[Task requirements]
Below are some records. Pull every line that contains the word "Schluss".

[Provided entries]
***

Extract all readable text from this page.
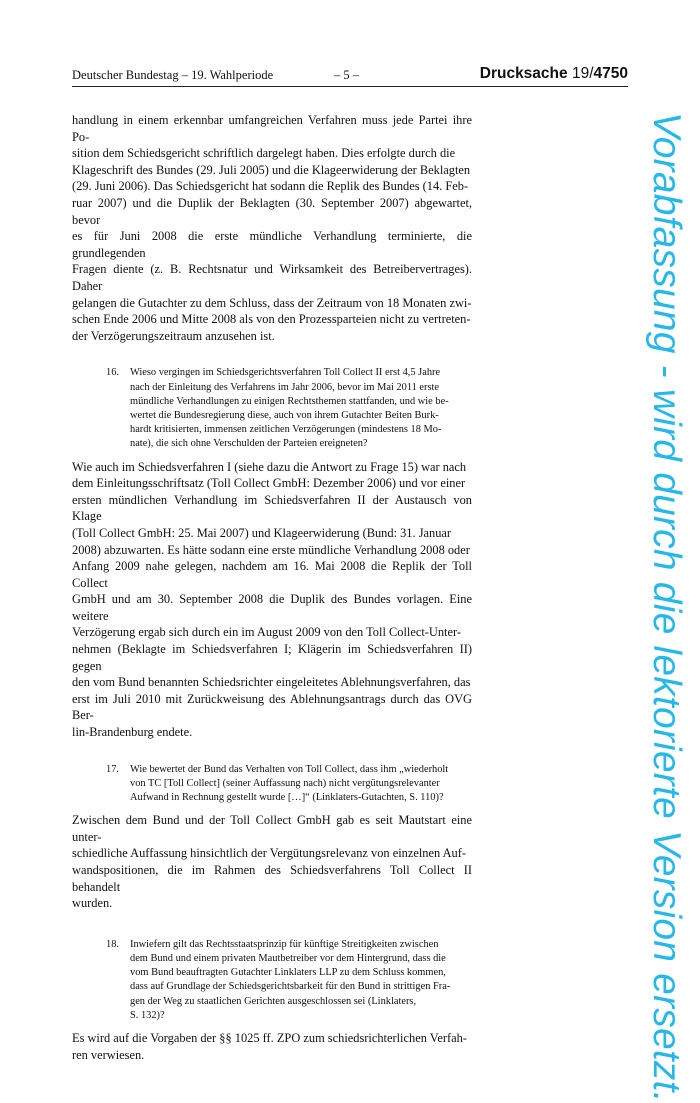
Deutscher Bundestag – 19. Wahlperiode	– 5 –	Drucksache 19/4750

handlung in einem erkennbar umfangreichen Verfahren muss jede Partei ihre Po-
sition dem Schiedsgericht schriftlich dargelegt haben. Dies erfolgte durch die
Klageschrift des Bundes (29. Juli 2005) und die Klageerwiderung der Beklagten
(29. Juni 2006). Das Schiedsgericht hat sodann die Replik des Bundes (14. Feb-
ruar 2007) und die Duplik der Beklagten (30. September 2007) abgewartet, bevor
es für Juni 2008 die erste mündliche Verhandlung terminierte, die grundlegenden
Fragen diente (z. B. Rechtsnatur und Wirksamkeit des Betreibervertrages). Daher
gelangen die Gutachter zu dem Schluss, dass der Zeitraum von 18 Monaten zwi-
schen Ende 2006 und Mitte 2008 als von den Prozessparteien nicht zu vertreten-
der Verzögerungszeitraum anzusehen ist.

16. Wieso vergingen im Schiedsgerichtsverfahren Toll Collect II erst 4,5 Jahre
nach der Einleitung des Verfahrens im Jahr 2006, bevor im Mai 2011 erste
mündliche Verhandlungen zu einigen Rechtsthemen stattfanden, und wie be-
wertet die Bundesregierung diese, auch von ihrem Gutachter Beiten Burk-
hardt kritisierten, immensen zeitlichen Verzögerungen (mindestens 18 Mo-
nate), die sich ohne Verschulden der Parteien ereigneten?

Wie auch im Schiedsverfahren I (siehe dazu die Antwort zu Frage 15) war nach
dem Einleitungsschriftsatz (Toll Collect GmbH: Dezember 2006) und vor einer
ersten mündlichen Verhandlung im Schiedsverfahren II der Austausch von Klage
(Toll Collect GmbH: 25. Mai 2007) und Klageerwiderung (Bund: 31. Januar
2008) abzuwarten. Es hätte sodann eine erste mündliche Verhandlung 2008 oder
Anfang 2009 nahe gelegen, nachdem am 16. Mai 2008 die Replik der Toll Collect
GmbH und am 30. September 2008 die Duplik des Bundes vorlagen. Eine weitere
Verzögerung ergab sich durch ein im August 2009 von den Toll Collect-Unter-
nehmen (Beklagte im Schiedsverfahren I; Klägerin im Schiedsverfahren II) gegen
den vom Bund benannten Schiedsrichter eingeleitetes Ablehnungsverfahren, das
erst im Juli 2010 mit Zurückweisung des Ablehnungsantrags durch das OVG Ber-
lin-Brandenburg endete.

17. Wie bewertet der Bund das Verhalten von Toll Collect, dass ihm „wiederholt
von TC [Toll Collect] (seiner Auffassung nach) nicht vergütungsrelevanter
Aufwand in Rechnung gestellt wurde […]“ (Linklaters-Gutachten, S. 110)?

Zwischen dem Bund und der Toll Collect GmbH gab es seit Mautstart eine unter-
schiedliche Auffassung hinsichtlich der Vergütungsrelevanz von einzelnen Auf-
wandspositionen, die im Rahmen des Schiedsverfahrens Toll Collect II behandelt
wurden.

18. Inwiefern gilt das Rechtsstaatsprinzip für künftige Streitigkeiten zwischen
dem Bund und einem privaten Mautbetreiber vor dem Hintergrund, dass die
vom Bund beauftragten Gutachter Linklaters LLP zu dem Schluss kommen,
dass auf Grundlage der Schiedsgerichtsbarkeit für den Bund in strittigen Fra-
gen der Weg zu staatlichen Gerichten ausgeschlossen sei (Linklaters,
S. 132)?

Es wird auf die Vorgaben der §§ 1025 ff. ZPO zum schiedsrichterlichen Verfah-
ren verwiesen.	Vorabfassung - wird durch die lektorierte Version ersetzt.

***

[Output below]
gelangen die Gutachter zu dem Schluss, dass der Zeitraum von 18 Monaten zwi-
vom Bund beauftragten Gutachter Linklaters LLP zu dem Schluss kommen,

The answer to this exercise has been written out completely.